- **PASSAGE GIVEN**:
#####

Baltimore Sun’s report on BOE race

Eight Howard County school board candidates advance

http://www.baltimoresun.com/news/maryland/howard/ph-ho-cf-school-board-primary-0626-story.html

Eight school board hopefuls are one step closer to having one of the four seats on the Howard County Board of Education, according to unofficial primary election results.

Vicky Cutroneo, Bob Glascock, Robert Wayne Miller, Chao Wu, Jen Mallo, Sabina Taj, Danny Mackey and Anita Pandey were the top eight winners among 13 candidates in Tuesday’s primary.

Cutroeno has 19,991 votes, Glascock has 16,951 votes, Miller has 15,968 votes, Wu has 15,047 votes, Mallo has 13,080 votes, Taj has 12,849 votes, Mackey has 9,685 votes and Pandey has 9,666 votes, with 97.6 percent of the votes reported.

The remaining five candidates are Carleen Pena with 8,020 votes, Saif Rehman with 7,307 votes and Mavourene Robinson with 5,634 votes, Timothy Hodgson Hamilton with 3,579 votes, Christopher Michael Hilfiger with 3,071 votes with 97.6 percent of the votes reported.

#####

Reproduce the school board primary report above in full, word for word.

#####

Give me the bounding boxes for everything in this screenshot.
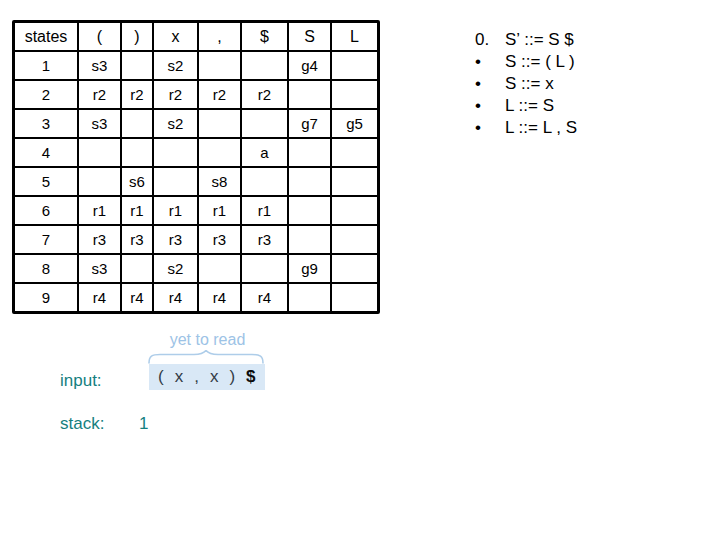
table-cell — [122, 139, 152, 166]
grammar-marker: • — [475, 74, 505, 94]
table-cell — [154, 139, 197, 166]
table-cell — [332, 52, 377, 79]
grammar-production: •L ::= L , S — [475, 118, 577, 140]
table-cell: s2 — [154, 110, 197, 137]
grammar-text: L ::= S — [505, 96, 554, 116]
table-cell: r2 — [199, 81, 240, 108]
table-cell — [122, 52, 152, 79]
table-cell — [199, 139, 240, 166]
state-label: 8 — [15, 255, 77, 282]
table-cell — [199, 255, 240, 282]
table-header-cell: , — [199, 23, 240, 50]
table-cell: r3 — [122, 226, 152, 253]
table-cell: r1 — [242, 197, 287, 224]
table-cell — [122, 110, 152, 137]
table-cell: r1 — [154, 197, 197, 224]
table-cell — [79, 139, 120, 166]
input-token: $ — [246, 368, 255, 385]
table-cell: r2 — [122, 81, 152, 108]
table-cell — [289, 197, 330, 224]
grammar-production: •S ::= ( L ) — [475, 52, 577, 74]
grammar-list: 0.S’ ::= S $•S ::= ( L )•S ::= x•L ::= S… — [475, 30, 577, 140]
grammar-marker: • — [475, 96, 505, 116]
table-cell — [332, 168, 377, 195]
table-cell: s3 — [79, 52, 120, 79]
table-cell — [199, 110, 240, 137]
table-cell: g4 — [289, 52, 330, 79]
table-cell — [332, 226, 377, 253]
over-brace-icon — [147, 350, 265, 364]
table-cell — [79, 168, 120, 195]
table-cell: r3 — [154, 226, 197, 253]
yet-to-read-label: yet to read — [145, 331, 270, 349]
table-cell: r3 — [199, 226, 240, 253]
table-cell: r2 — [154, 81, 197, 108]
table-cell — [332, 81, 377, 108]
table-cell: s6 — [122, 168, 152, 195]
input-tokens: (x,x)$ — [149, 364, 265, 390]
table-cell — [289, 168, 330, 195]
table-cell — [289, 284, 330, 311]
lecture-slide: states()x,$SL1s3s2g42r2r2r2r2r23s3s2g7g5… — [0, 0, 720, 540]
table-cell — [154, 168, 197, 195]
input-label: input: — [60, 371, 102, 391]
table-header-cell: ( — [79, 23, 120, 50]
table-cell — [242, 255, 287, 282]
grammar-text: L ::= L , S — [505, 118, 577, 138]
table-cell: r1 — [122, 197, 152, 224]
table-cell: g9 — [289, 255, 330, 282]
table-header-cell: x — [154, 23, 197, 50]
grammar-production: •L ::= S — [475, 96, 577, 118]
table-cell — [122, 255, 152, 282]
table-cell: r4 — [154, 284, 197, 311]
table-cell: s3 — [79, 110, 120, 137]
state-label: 3 — [15, 110, 77, 137]
grammar-text: S’ ::= S $ — [505, 30, 574, 50]
table-cell: r4 — [199, 284, 240, 311]
table-cell: g7 — [289, 110, 330, 137]
table-cell — [242, 168, 287, 195]
table-header-cell: L — [332, 23, 377, 50]
state-label: 5 — [15, 168, 77, 195]
state-label: 1 — [15, 52, 77, 79]
state-label: 6 — [15, 197, 77, 224]
table-cell — [289, 81, 330, 108]
table-header-cell: $ — [242, 23, 287, 50]
table-cell — [332, 197, 377, 224]
grammar-production: •S ::= x — [475, 74, 577, 96]
lr-parse-table: states()x,$SL1s3s2g42r2r2r2r2r23s3s2g7g5… — [12, 20, 380, 314]
table-cell: r2 — [79, 81, 120, 108]
table-cell — [289, 226, 330, 253]
table-cell: s8 — [199, 168, 240, 195]
input-token: ) — [229, 368, 235, 385]
table-cell: r1 — [199, 197, 240, 224]
stack-value: 1 — [139, 414, 148, 434]
table-cell: r3 — [242, 226, 287, 253]
state-label: 9 — [15, 284, 77, 311]
grammar-text: S ::= x — [505, 74, 554, 94]
input-token: , — [194, 368, 199, 385]
table-cell: r4 — [122, 284, 152, 311]
table-header-cell: states — [15, 23, 77, 50]
table-cell — [289, 139, 330, 166]
table-cell — [242, 52, 287, 79]
table-cell: r2 — [242, 81, 287, 108]
input-token: x — [175, 368, 184, 385]
state-label: 7 — [15, 226, 77, 253]
state-label: 4 — [15, 139, 77, 166]
grammar-production: 0.S’ ::= S $ — [475, 30, 577, 52]
table-cell — [332, 284, 377, 311]
table-cell — [242, 110, 287, 137]
state-label: 2 — [15, 81, 77, 108]
input-token: x — [210, 368, 219, 385]
table-cell: r3 — [79, 226, 120, 253]
table-header-cell: ) — [122, 23, 152, 50]
table-cell: s2 — [154, 52, 197, 79]
table-cell: s2 — [154, 255, 197, 282]
table-cell — [199, 52, 240, 79]
table-cell: r4 — [242, 284, 287, 311]
table-cell: r1 — [79, 197, 120, 224]
table-header-cell: S — [289, 23, 330, 50]
table-cell: a — [242, 139, 287, 166]
table-cell: s3 — [79, 255, 120, 282]
grammar-marker: • — [475, 118, 505, 138]
table-cell — [332, 139, 377, 166]
table-cell: r4 — [79, 284, 120, 311]
input-token: ( — [158, 368, 164, 385]
table-cell — [332, 255, 377, 282]
table-cell: g5 — [332, 110, 377, 137]
grammar-marker: • — [475, 52, 505, 72]
grammar-marker: 0. — [475, 30, 505, 50]
stack-label: stack: — [60, 414, 104, 434]
grammar-text: S ::= ( L ) — [505, 52, 575, 72]
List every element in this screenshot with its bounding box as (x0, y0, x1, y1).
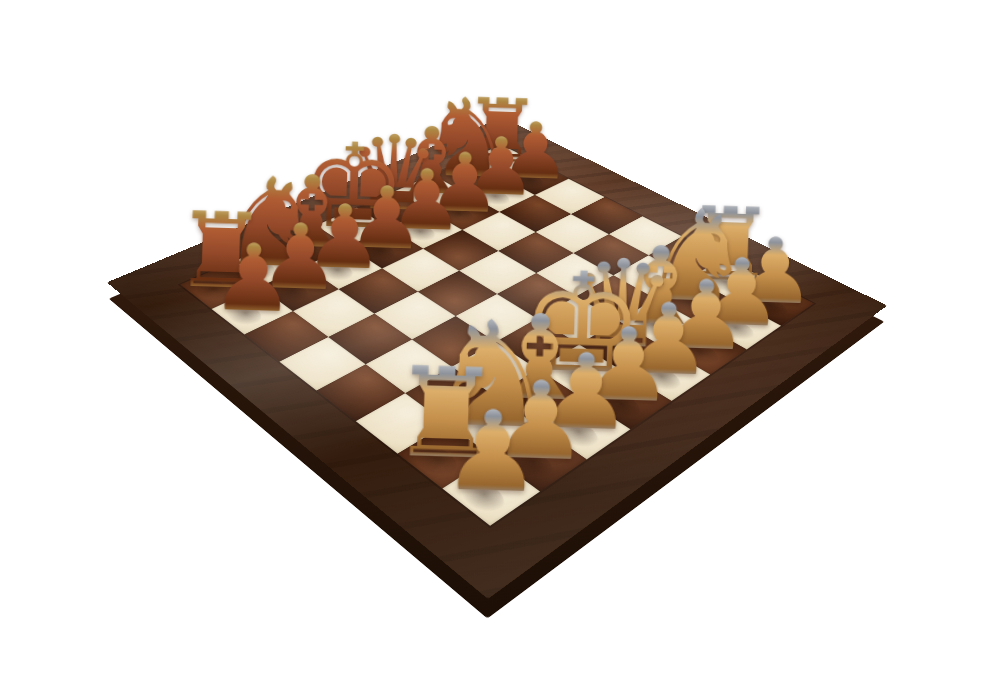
board-stage: ♜♟♜♟♞♟♞♟♝♟♝♟♛♟♛♟♚♟♚♟♝♟♝♟♞♟♞♟♜♟♜♟ (0, 0, 1000, 678)
chess-board: ♜♟♜♟♞♟♞♟♝♟♝♟♛♟♛♟♚♟♚♟♝♟♝♟♞♟♞♟♜♟♜♟ (107, 117, 887, 599)
product-photo-canvas: ♜♟♜♟♞♟♞♟♝♟♝♟♛♟♛♟♚♟♚♟♝♟♝♟♞♟♞♟♜♟♜♟ (0, 0, 1000, 678)
playing-area: ♜♟♜♟♞♟♞♟♝♟♝♟♛♟♛♟♚♟♚♟♝♟♝♟♞♟♞♟♜♟♜♟ (180, 145, 813, 526)
chess-scene: ♜♟♜♟♞♟♞♟♝♟♝♟♛♟♛♟♚♟♚♟♝♟♝♟♞♟♞♟♜♟♜♟ (213, 10, 781, 578)
square-h1[interactable]: ♟ (442, 457, 540, 526)
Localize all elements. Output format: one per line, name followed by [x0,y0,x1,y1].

#####

- **SOLUTION TO THIS EXERCISE**:
Baltimore Sun’s report on BOE race

Eight Howard County school board candidates advance

http://www.baltimoresun.com/news/maryland/howard/ph-ho-cf-school-board-primary-0626-story.html

Eight school board hopefuls are one step closer to having one of the four seats on the Howard County Board of Education, according to unofficial primary election results.

Vicky Cutroneo, Bob Glascock, Robert Wayne Miller, Chao Wu, Jen Mallo, Sabina Taj, Danny Mackey and Anita Pandey were the top eight winners among 13 candidates in Tuesday’s primary.

Cutroeno has 19,991 votes, Glascock has 16,951 votes, Miller has 15,968 votes, Wu has 15,047 votes, Mallo has 13,080 votes, Taj has 12,849 votes, Mackey has 9,685 votes and Pandey has 9,666 votes, with 97.6 percent of the votes reported.

The remaining five candidates are Carleen Pena with 8,020 votes, Saif Rehman with 7,307 votes and Mavourene Robinson with 5,634 votes, Timothy Hodgson Hamilton with 3,579 votes, Christopher Michael Hilfiger with 3,071 votes with 97.6 percent of the votes reported.